John Nichols (November 14, 1834 – September 22, 1917) was a U.S. Congressman from the state of North Carolina between 1887 and 1889.

Nichols was born to Alsey and Charlotte (Broadwell) Nichols near Eagle Rock in Wake County, North Carolina. He attended the common schools and worked for six years in the printing trade. At age twenty-one, he studied at the Lovejoy Academy in Raleigh for a year, then opened a book and job printing business and published a newspaper.

Nichols was a leader in founding the North Carolina Institute for the Deaf and Dumb and the Blind, and served as its principal from 1873 to 1877. He was a revenue-stamp agent in Durham from 1879 to 1881, Raleigh's postmaster from 1881 to 1885, and then secretary and treasurer of the State Fair association.

In 1886, although he had long been a Republican, he was elected as an Independent to the 50th United States Congress, thanks to his support from the Knights of Labor. Nichols served one term of two years (March 4, 1887 – March 3, 1889), being defeated for reelection in 1888. On July 22, 1889, he was appointed chief of the Division of Mail and Files of the U.S. Treasury Department. He became private secretary to the Assistant Secretary of the Treasury on April 1, 1893, resigning just 2 months later on June 30.

(GOAL 1)
In the John Nichols biography, whose support helped him win his 1886 election to Congress?
(GOAL 2)
Return the passage of the John Nichols biography starting with "John Nichols (November" and going on through "published a newspaper.".
(GOAL 3)
Take the John Nichols biography further, picking up right after its last sentence.
The rows that come next are a separate body of material from the biography.

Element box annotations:
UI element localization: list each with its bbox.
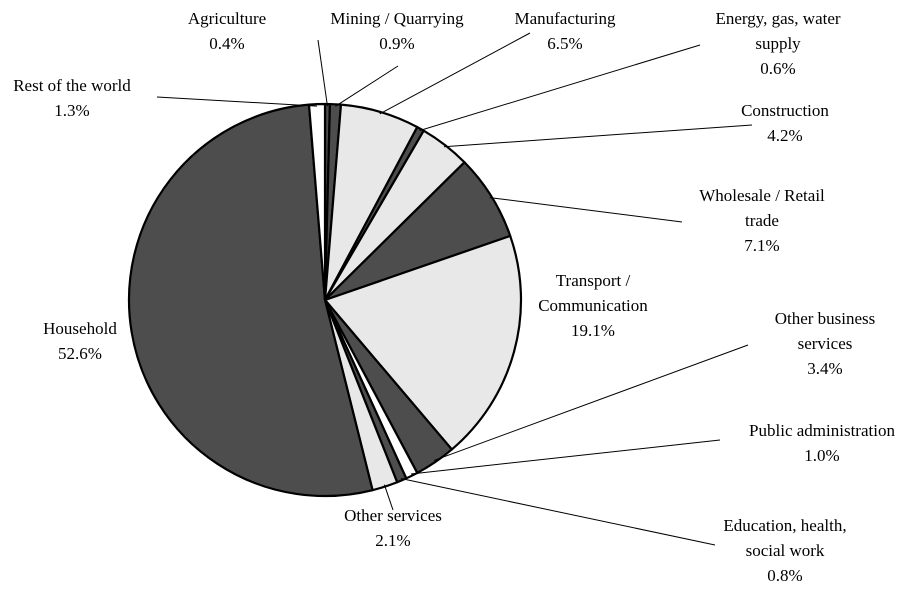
value-label: 0.8%: [767, 566, 803, 585]
slice-label: Wholesale / Retail trade 7.1%: [690, 183, 835, 258]
slice-label: Mining / Quarrying 0.9%: [312, 6, 482, 56]
leader-line: [489, 197, 683, 223]
leader-line: [433, 344, 749, 461]
category-label: Manufacturing: [514, 9, 616, 28]
leader-line: [379, 32, 531, 115]
slice-label: Household 52.6%: [30, 316, 130, 366]
category-label: Public administration: [749, 421, 895, 440]
pie-slice: [307, 102, 327, 302]
category-label: Energy, gas, water supply: [715, 9, 841, 53]
leader-line: [317, 39, 328, 107]
category-label: Other services: [344, 506, 442, 525]
value-label: 4.2%: [767, 126, 803, 145]
slice-label: Other business services 3.4%: [760, 306, 890, 381]
slice-label: Public administration 1.0%: [722, 418, 919, 468]
category-label: Rest of the world: [13, 76, 131, 95]
value-label: 19.1%: [571, 321, 615, 340]
leader-line: [419, 44, 701, 132]
leader-line: [443, 124, 753, 148]
category-label: Construction: [741, 101, 829, 120]
leader-line: [335, 65, 399, 107]
slice-label: Construction 4.2%: [725, 98, 845, 148]
category-label: Agriculture: [187, 9, 267, 28]
value-label: 1.3%: [54, 101, 90, 120]
slice-label: Transport / Communication 19.1%: [528, 268, 658, 343]
category-label: Education, health, social work: [723, 516, 847, 560]
category-label: Other business services: [774, 309, 876, 353]
category-label: Wholesale / Retail trade: [699, 186, 825, 230]
category-label: Mining / Quarrying: [330, 9, 464, 28]
pie-slice: [127, 103, 374, 498]
slice-label: Manufacturing 6.5%: [500, 6, 630, 56]
value-label: 1.0%: [804, 446, 840, 465]
slice-label: Rest of the world 1.3%: [0, 73, 152, 123]
category-label: Household: [43, 319, 117, 338]
leader-line: [383, 484, 394, 511]
leader-line: [400, 478, 716, 546]
pie-slice: [323, 234, 523, 451]
slice-label: Agriculture 0.4%: [167, 6, 287, 56]
value-label: 0.4%: [209, 34, 245, 53]
value-label: 6.5%: [547, 34, 583, 53]
slice-label: Energy, gas, water supply 0.6%: [703, 6, 853, 81]
value-label: 0.9%: [379, 34, 415, 53]
slice-label: Other services 2.1%: [318, 503, 468, 553]
category-label: Transport / Communication: [538, 271, 648, 315]
leader-line: [410, 439, 721, 475]
leader-line: [156, 96, 318, 107]
value-label: 7.1%: [744, 236, 780, 255]
slice-label: Education, health, social work 0.8%: [713, 513, 858, 588]
value-label: 0.6%: [760, 59, 796, 78]
value-label: 52.6%: [58, 344, 102, 363]
value-label: 2.1%: [375, 531, 411, 550]
value-label: 3.4%: [807, 359, 843, 378]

(EXPECTED OUTPUT 1)
The Knights of Labor.

(EXPECTED OUTPUT 2)
John Nichols (November 14, 1834 – September 22, 1917) was a U.S. Congressman from the state of North Carolina between 1887 and 1889.

Nichols was born to Alsey and Charlotte (Broadwell) Nichols near Eagle Rock in Wake County, North Carolina. He attended the common schools and worked for six years in the printing trade. At age twenty-one, he studied at the Lovejoy Academy in Raleigh for a year, then opened a book and job printing business and published a newspaper.

(EXPECTED OUTPUT 3)
Nichols returned to Raleigh, and served briefly in the office of the Collector of Internal Revenue from November. He was appointed United States commissioner for the eastern district of North Carolina on July 1, 1897, serving until his death in Raleigh in 1917. Survived by his wife Virginia and numerous children, he is buried in Raleigh's Historic Oakwood Cemetery.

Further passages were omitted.